* Begin Extracted data *

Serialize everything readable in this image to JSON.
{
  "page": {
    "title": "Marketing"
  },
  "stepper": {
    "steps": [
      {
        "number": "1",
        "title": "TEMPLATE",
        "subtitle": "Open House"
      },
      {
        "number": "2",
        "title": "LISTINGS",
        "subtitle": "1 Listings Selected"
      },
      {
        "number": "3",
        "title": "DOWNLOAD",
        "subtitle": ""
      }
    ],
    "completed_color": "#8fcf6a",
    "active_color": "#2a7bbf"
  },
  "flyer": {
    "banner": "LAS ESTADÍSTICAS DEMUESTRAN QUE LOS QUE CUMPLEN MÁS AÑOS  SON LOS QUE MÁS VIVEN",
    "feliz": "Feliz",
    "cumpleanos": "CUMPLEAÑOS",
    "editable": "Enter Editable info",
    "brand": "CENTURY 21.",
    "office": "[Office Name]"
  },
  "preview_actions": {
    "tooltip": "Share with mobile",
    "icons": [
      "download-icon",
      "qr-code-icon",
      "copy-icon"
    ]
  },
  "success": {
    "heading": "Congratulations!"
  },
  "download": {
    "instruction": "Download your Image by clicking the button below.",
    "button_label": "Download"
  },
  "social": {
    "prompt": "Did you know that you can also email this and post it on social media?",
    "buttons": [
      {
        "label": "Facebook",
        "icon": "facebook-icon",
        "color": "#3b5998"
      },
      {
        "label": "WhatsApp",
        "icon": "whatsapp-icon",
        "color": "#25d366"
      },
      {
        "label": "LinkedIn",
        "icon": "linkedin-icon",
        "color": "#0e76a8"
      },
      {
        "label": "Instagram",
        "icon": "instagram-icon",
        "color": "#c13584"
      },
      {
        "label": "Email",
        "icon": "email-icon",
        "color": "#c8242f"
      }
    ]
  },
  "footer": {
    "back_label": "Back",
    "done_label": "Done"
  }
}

* End Extracted data *

#### Set problem:
Every record shown above should be written out again exactly.

#### Final result:
Serialize everything readable in this image to JSON.
{
  "page": {
    "title": "Marketing"
  },
  "stepper": {
    "steps": [
      {
        "number": "1",
        "title": "TEMPLATE",
        "subtitle": "Open House"
      },
      {
        "number": "2",
        "title": "LISTINGS",
        "subtitle": "1 Listings Selected"
      },
      {
        "number": "3",
        "title": "DOWNLOAD",
        "subtitle": ""
      }
    ],
    "completed_color": "#8fcf6a",
    "active_color": "#2a7bbf"
  },
  "flyer": {
    "banner": "LAS ESTADÍSTICAS DEMUESTRAN QUE LOS QUE CUMPLEN MÁS AÑOS  SON LOS QUE MÁS VIVEN",
    "feliz": "Feliz",
    "cumpleanos": "CUMPLEAÑOS",
    "editable": "Enter Editable info",
    "brand": "CENTURY 21.",
    "office": "[Office Name]"
  },
  "preview_actions": {
    "tooltip": "Share with mobile",
    "icons": [
      "download-icon",
      "qr-code-icon",
      "copy-icon"
    ]
  },
  "success": {
    "heading": "Congratulations!"
  },
  "download": {
    "instruction": "Download your Image by clicking the button below.",
    "button_label": "Download"
  },
  "social": {
    "prompt": "Did you know that you can also email this and post it on social media?",
    "buttons": [
      {
        "label": "Facebook",
        "icon": "facebook-icon",
        "color": "#3b5998"
      },
      {
        "label": "WhatsApp",
        "icon": "whatsapp-icon",
        "color": "#25d366"
      },
      {
        "label": "LinkedIn",
        "icon": "linkedin-icon",
        "color": "#0e76a8"
      },
      {
        "label": "Instagram",
        "icon": "instagram-icon",
        "color": "#c13584"
      },
      {
        "label": "Email",
        "icon": "email-icon",
        "color": "#c8242f"
      }
    ]
  },
  "footer": {
    "back_label": "Back",
    "done_label": "Done"
  }
}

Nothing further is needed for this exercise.